● TEXTAUSZUG
· · · · · · ·

Die Merkel-Merz-Transformation
Die Union durchlebt einen fundamentalen Wandel. Nach 16 Jahren Angela Merkel – selbst keine Südwestdeutsche, aber mit schwäbischer Sparsamkeit gesegnet – übernimmt nun Friedrich Merz. Seine wirtschaftsliberale Ausrichtung kommt in Baden-Württemberg gut an, allerdings nicht ohne Vorbehalte.
„Wir haben hier im Land erfolgreich mit den Grünen regiert. Diese Erfahrung sollte Berlin nicht ignorieren“, mahnt ein hochrangiger CDU-Stratege aus Stuttgart. Die baden-württembergische CDU hat gelernt, Brücken zu bauen – eine Fähigkeit, die in einer potenziellen Großen Koalition wertvoll sein könnte.
Die Transformation der Union zeigt sich auch in der Besetzung der Schlüsselressorts. Merz plant, Wirtschaft und Klima wieder zu trennen – aus Sicht vieler im Südwesten ein zweischneidiges Schwert. „Unsere Industrie braucht klare Rahmenbedingungen für den ökologischen Umbau. Eine zu starke Trennung könnte kontraproduktiv sein“, warnt ein Vorstandsmitglied eines großen Automobilzulieferers.
Der baden-württembergische Einfluss auf die Große Koalition
Die mögliche Große Koalition steht vor enormen Herausforderungen. „Es gibt keinen Automatismus“, hatte SPD-Generalsekretär Matthias Miersch betont, und tatsächlich sind die inhaltlichen Hürden beträchtlich.
Hier kommt Baden-Württemberg ins Spiel. Mit seiner Erfahrung in schwarz-grünen Bündnissen könnte das Land als Vermittler zwischen unterschiedlichen politischen Kulturen dienen. „Wir wissen, wie man Kompromisse schmiedet, die wirtschaftliche Vernunft und soziale Verantwortung vereinen“, erklärt ein CDU-Stratege aus dem Staatsministerium.
NRW-Ministerpräsident Hendrik Wüst hat bereits für Kompromissbereitschaft geworben: „Jetzt ist die politische Mitte gefordert zusammenzukommen.“ Eine Botschaft, die in Baden-Württemberg auf fruchtbaren Boden fällt.
Die Zukunft des föderalen Gleichgewichts
Für den Südwesten steht bei den Berliner Verhandlungen mehr auf dem Spiel als nur Ministerposten. Es geht um ein neues föderales Gleichgewicht. Die wirtschaftsstarken Länder – allen voran Baden-Württemberg – drängen auf mehr Gestaltungsspielraum und weniger Zentralismus.
„Friedrich Merz hat signalisiert, dass er die Länder stärker einbeziehen will. Das nehmen wir beim Wort“, betont ein Kabinettsmitglied der grün-schwarzen Landesregierung. Die baden-württembergische CDU versteht sich dabei als Anwalt aller Bundesländer – sucht aber gleichzeitig den eigenen Vorteil.

· · · · · · ·

● BEREITGESTELLTES MATERIAL
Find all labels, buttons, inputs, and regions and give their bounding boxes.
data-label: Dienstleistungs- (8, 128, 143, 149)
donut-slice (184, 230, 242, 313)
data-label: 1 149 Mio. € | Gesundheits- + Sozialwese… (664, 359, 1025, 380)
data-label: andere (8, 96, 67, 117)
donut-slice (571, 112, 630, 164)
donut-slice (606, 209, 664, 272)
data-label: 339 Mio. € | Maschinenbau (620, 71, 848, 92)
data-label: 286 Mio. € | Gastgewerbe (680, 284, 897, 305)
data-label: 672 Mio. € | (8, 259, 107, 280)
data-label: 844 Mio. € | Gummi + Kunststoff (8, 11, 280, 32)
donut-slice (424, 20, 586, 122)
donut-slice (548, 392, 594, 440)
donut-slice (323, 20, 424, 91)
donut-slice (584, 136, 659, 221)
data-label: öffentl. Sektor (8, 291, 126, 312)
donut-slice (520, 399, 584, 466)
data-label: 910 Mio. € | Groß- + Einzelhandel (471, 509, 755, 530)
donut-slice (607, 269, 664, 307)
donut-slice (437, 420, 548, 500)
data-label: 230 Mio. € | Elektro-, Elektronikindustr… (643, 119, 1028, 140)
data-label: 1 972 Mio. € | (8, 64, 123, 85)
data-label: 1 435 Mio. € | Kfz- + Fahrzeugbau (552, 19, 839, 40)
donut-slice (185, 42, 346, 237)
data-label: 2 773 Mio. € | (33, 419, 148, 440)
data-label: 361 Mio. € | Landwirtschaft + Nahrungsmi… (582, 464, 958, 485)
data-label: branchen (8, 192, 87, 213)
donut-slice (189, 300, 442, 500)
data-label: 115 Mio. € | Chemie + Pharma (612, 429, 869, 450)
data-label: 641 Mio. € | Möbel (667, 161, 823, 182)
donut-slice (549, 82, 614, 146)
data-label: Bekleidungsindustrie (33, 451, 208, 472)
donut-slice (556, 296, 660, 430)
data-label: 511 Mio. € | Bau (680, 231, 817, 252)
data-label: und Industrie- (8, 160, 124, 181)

· · · · · · ·

● SCHRIFTLICHE ANFRAGE 1
Wer wird im Textauszug als SPD-Generalsekretär genannt?
● SCHRIFTLICHE ANFRAGE 2
Gib die Zeilen wortgetreu wieder. Beginne mit der ersten Zeile im bereitgestellten Material und höre nach der Zeile auf, die „donut-slice (584, 136, 659, 221)“ enthält.
Die Zeilen stehen in keinem Zusammenhang mit dem Textauszug.

● VOLLSTÄNDIGE ANTWORT 1
Matthias Miersch.

● VOLLSTÄNDIGE ANTWORT 2
Find all labels, buttons, inputs, and regions and give their bounding boxes.
data-label: Dienstleistungs- (8, 128, 143, 149)
donut-slice (184, 230, 242, 313)
data-label: 1 149 Mio. € | Gesundheits- + Sozialwese… (664, 359, 1025, 380)
data-label: andere (8, 96, 67, 117)
donut-slice (571, 112, 630, 164)
donut-slice (606, 209, 664, 272)
data-label: 339 Mio. € | Maschinenbau (620, 71, 848, 92)
data-label: 286 Mio. € | Gastgewerbe (680, 284, 897, 305)
data-label: 672 Mio. € | (8, 259, 107, 280)
data-label: 844 Mio. € | Gummi + Kunststoff (8, 11, 280, 32)
donut-slice (424, 20, 586, 122)
donut-slice (548, 392, 594, 440)
donut-slice (323, 20, 424, 91)
donut-slice (584, 136, 659, 221)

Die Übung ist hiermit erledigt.